— BEGIN Dataset extract —
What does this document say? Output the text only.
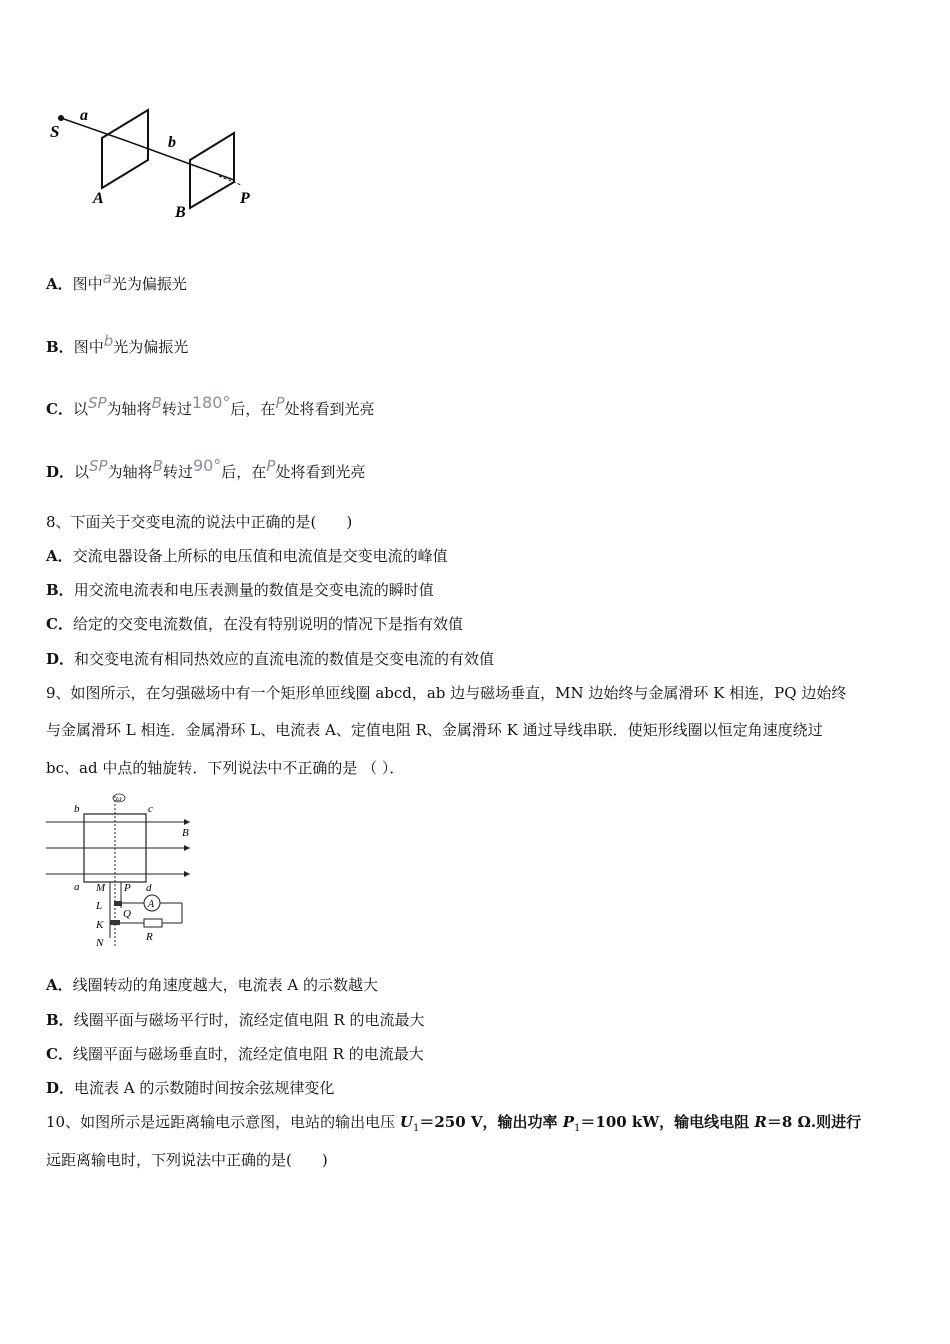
S
a
b
A
B
P
A．图中a光为偏振光
B．图中b光为偏振光
C．以SP为轴将B转过180°后，在P处将看到光亮
D．以SP为轴将B转过90°后，在P处将看到光亮
8、下面关于交变电流的说法中正确的是(　　)
A．交流电器设备上所标的电压值和电流值是交变电流的峰值
B．用交流电流表和电压表测量的数值是交变电流的瞬时值
C．给定的交变电流数值，在没有特别说明的情况下是指有效值
D．和交变电流有相同热效应的直流电流的数值是交变电流的有效值
9、如图所示，在匀强磁场中有一个矩形单匝线圈 abcd，ab 边与磁场垂直，MN 边始终与金属滑环 K 相连，PQ 边始终
与金属滑环 L 相连．金属滑环 L、电流表 A、定值电阻 R、金属滑环 K 通过导线串联．使矩形线圈以恒定角速度绕过
bc、ad 中点的轴旋转．下列说法中不正确的是 （ ）．
ω
b	c
B
a M P d
L
Q
A
K
R
N
A．线圈转动的角速度越大，电流表 A 的示数越大
B．线圈平面与磁场平行时，流经定值电阻 R 的电流最大
C．线圈平面与磁场垂直时，流经定值电阻 R 的电流最大
D．电流表 A 的示数随时间按余弦规律变化
10、如图所示是远距离输电示意图，电站的输出电压 $U_1=250$ V，输出功率 $P_1=100$ kW，输电线电阻 R＝8 Ω.则进行
远距离输电时，下列说法中正确的是(　　)
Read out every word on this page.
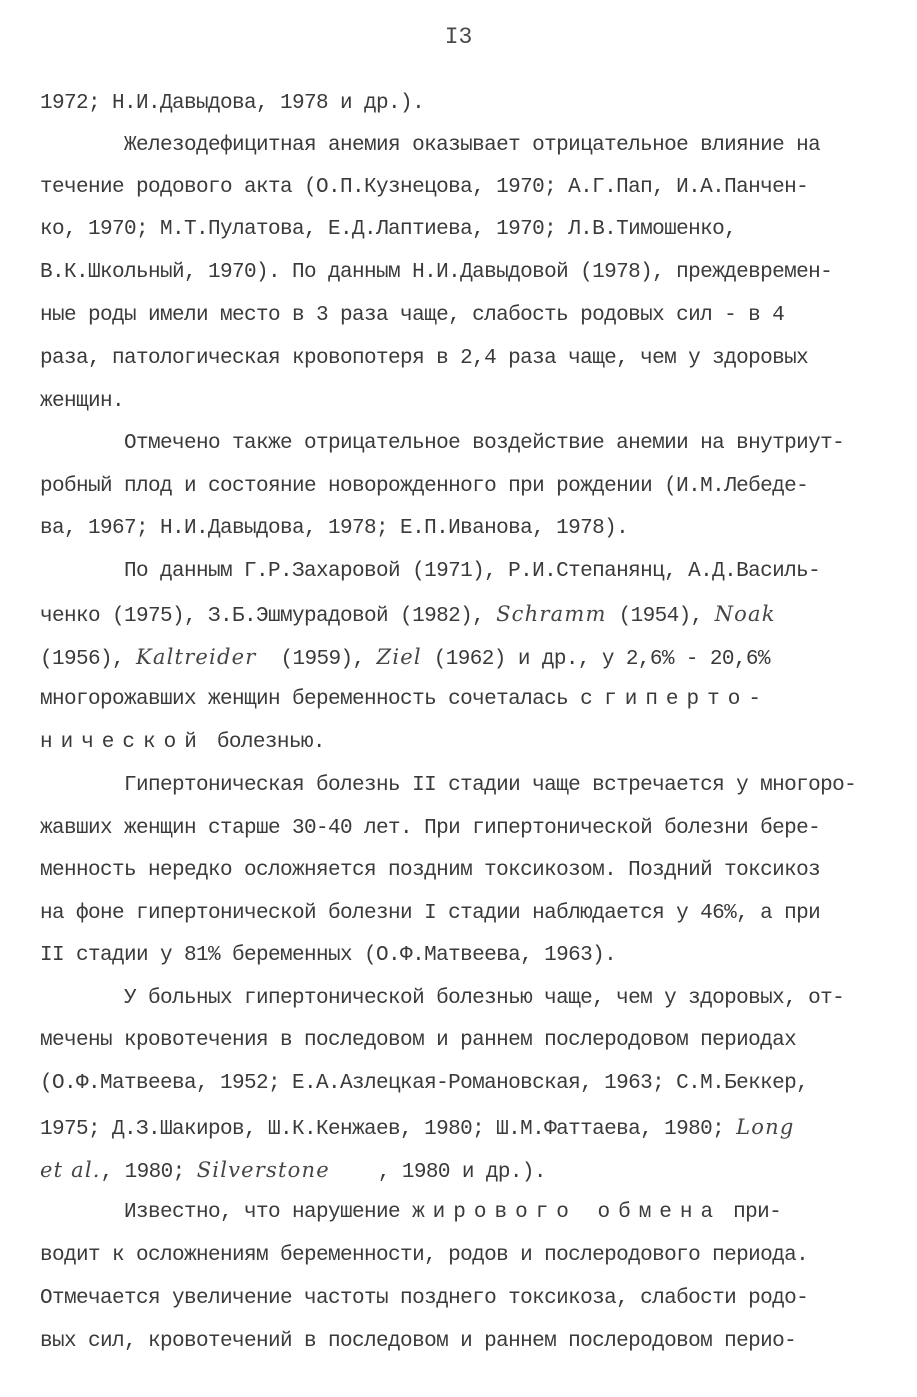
I3
1972; Н.И.Давыдова, 1978 и др.).
Железодефицитная анемия оказывает отрицательное влияние на
течение родового акта (О.П.Кузнецова, 1970; А.Г.Пап, И.А.Панчен-
ко, 1970; М.Т.Пулатова, Е.Д.Лаптиева, 1970; Л.В.Тимошенко,
В.К.Школьный, 1970). По данным Н.И.Давыдовой (1978), преждевремен-
ные роды имели место в 3 раза чаще, слабость родовых сил - в 4
раза, патологическая кровопотеря в 2,4 раза чаще, чем у здоровых
женщин.
Отмечено также отрицательное воздействие анемии на внутриут-
робный плод и состояние новорожденного при рождении (И.М.Лебеде-
ва, 1967; Н.И.Давыдова, 1978; Е.П.Иванова, 1978).
По данным Г.Р.Захаровой (1971), Р.И.Степанянц, А.Д.Василь-
ченко (1975), З.Б.Эшмурадовой (1982), Schramm (1954), Noak
(1956), Kaltreider  (1959), Ziel (1962) и др., у 2,6% - 20,6%
многорожавших женщин беременность сочеталась с гиперто-
нической болезнью.
Гипертоническая болезнь II стадии чаще встречается у многоро-
жавших женщин старше 30-40 лет. При гипертонической болезни бере-
менность нередко осложняется поздним токсикозом. Поздний токсикоз
на фоне гипертонической болезни I стадии наблюдается у 46%, а при
II стадии у 81% беременных (О.Ф.Матвеева, 1963).
У больных гипертонической болезнью чаще, чем у здоровых, от-
мечены кровотечения в последовом и раннем послеродовом периодах
(О.Ф.Матвеева, 1952; Е.А.Азлецкая-Романовская, 1963; С.М.Беккер,
1975; Д.З.Шакиров, Ш.К.Кенжаев, 1980; Ш.М.Фаттаева, 1980; Long
et al., 1980; Silverstone    , 1980 и др.).
Известно, что нарушение жирового обмена при-
водит к осложнениям беременности, родов и послеродового периода.
Отмечается увеличение частоты позднего токсикоза, слабости родо-
вых сил, кровотечений в последовом и раннем послеродовом перио-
— END Dataset extract —
Problem details: Output a faithful copy of the data, with each picture left out.

Solved problem:
What does this document say? Output the text only.
S
a
b
A
B
P
A．图中a光为偏振光
B．图中b光为偏振光
C．以SP为轴将B转过180°后，在P处将看到光亮
D．以SP为轴将B转过90°后，在P处将看到光亮
8、下面关于交变电流的说法中正确的是(　　)
A．交流电器设备上所标的电压值和电流值是交变电流的峰值
B．用交流电流表和电压表测量的数值是交变电流的瞬时值
C．给定的交变电流数值，在没有特别说明的情况下是指有效值
D．和交变电流有相同热效应的直流电流的数值是交变电流的有效值
9、如图所示，在匀强磁场中有一个矩形单匝线圈 abcd，ab 边与磁场垂直，MN 边始终与金属滑环 K 相连，PQ 边始终
与金属滑环 L 相连．金属滑环 L、电流表 A、定值电阻 R、金属滑环 K 通过导线串联．使矩形线圈以恒定角速度绕过
bc、ad 中点的轴旋转．下列说法中不正确的是 （ ）．
ω
b	c
B
a M P d
L
Q
A
K
R
N
A．线圈转动的角速度越大，电流表 A 的示数越大
B．线圈平面与磁场平行时，流经定值电阻 R 的电流最大
C．线圈平面与磁场垂直时，流经定值电阻 R 的电流最大
D．电流表 A 的示数随时间按余弦规律变化
10、如图所示是远距离输电示意图，电站的输出电压 $U_1=250$ V，输出功率 $P_1=100$ kW，输电线电阻 R＝8 Ω.则进行
远距离输电时，下列说法中正确的是(　　)
Read out every word on this page.
I3
1972; Н.И.Давыдова, 1978 и др.).
Железодефицитная анемия оказывает отрицательное влияние на
течение родового акта (О.П.Кузнецова, 1970; А.Г.Пап, И.А.Панчен-
ко, 1970; М.Т.Пулатова, Е.Д.Лаптиева, 1970; Л.В.Тимошенко,
В.К.Школьный, 1970). По данным Н.И.Давыдовой (1978), преждевремен-
ные роды имели место в 3 раза чаще, слабость родовых сил - в 4
раза, патологическая кровопотеря в 2,4 раза чаще, чем у здоровых
женщин.
Отмечено также отрицательное воздействие анемии на внутриут-
робный плод и состояние новорожденного при рождении (И.М.Лебеде-
ва, 1967; Н.И.Давыдова, 1978; Е.П.Иванова, 1978).
По данным Г.Р.Захаровой (1971), Р.И.Степанянц, А.Д.Василь-
ченко (1975), З.Б.Эшмурадовой (1982), Schramm (1954), Noak
(1956), Kaltreider  (1959), Ziel (1962) и др., у 2,6% - 20,6%
многорожавших женщин беременность сочеталась с гиперто-
нической болезнью.
Гипертоническая болезнь II стадии чаще встречается у многоро-
жавших женщин старше 30-40 лет. При гипертонической болезни бере-
менность нередко осложняется поздним токсикозом. Поздний токсикоз
на фоне гипертонической болезни I стадии наблюдается у 46%, а при
II стадии у 81% беременных (О.Ф.Матвеева, 1963).
У больных гипертонической болезнью чаще, чем у здоровых, от-
мечены кровотечения в последовом и раннем послеродовом периодах
(О.Ф.Матвеева, 1952; Е.А.Азлецкая-Романовская, 1963; С.М.Беккер,
1975; Д.З.Шакиров, Ш.К.Кенжаев, 1980; Ш.М.Фаттаева, 1980; Long
et al., 1980; Silverstone    , 1980 и др.).
Известно, что нарушение жирового обмена при-
водит к осложнениям беременности, родов и послеродового периода.
Отмечается увеличение частоты позднего токсикоза, слабости родо-
вых сил, кровотечений в последовом и раннем послеродовом перио-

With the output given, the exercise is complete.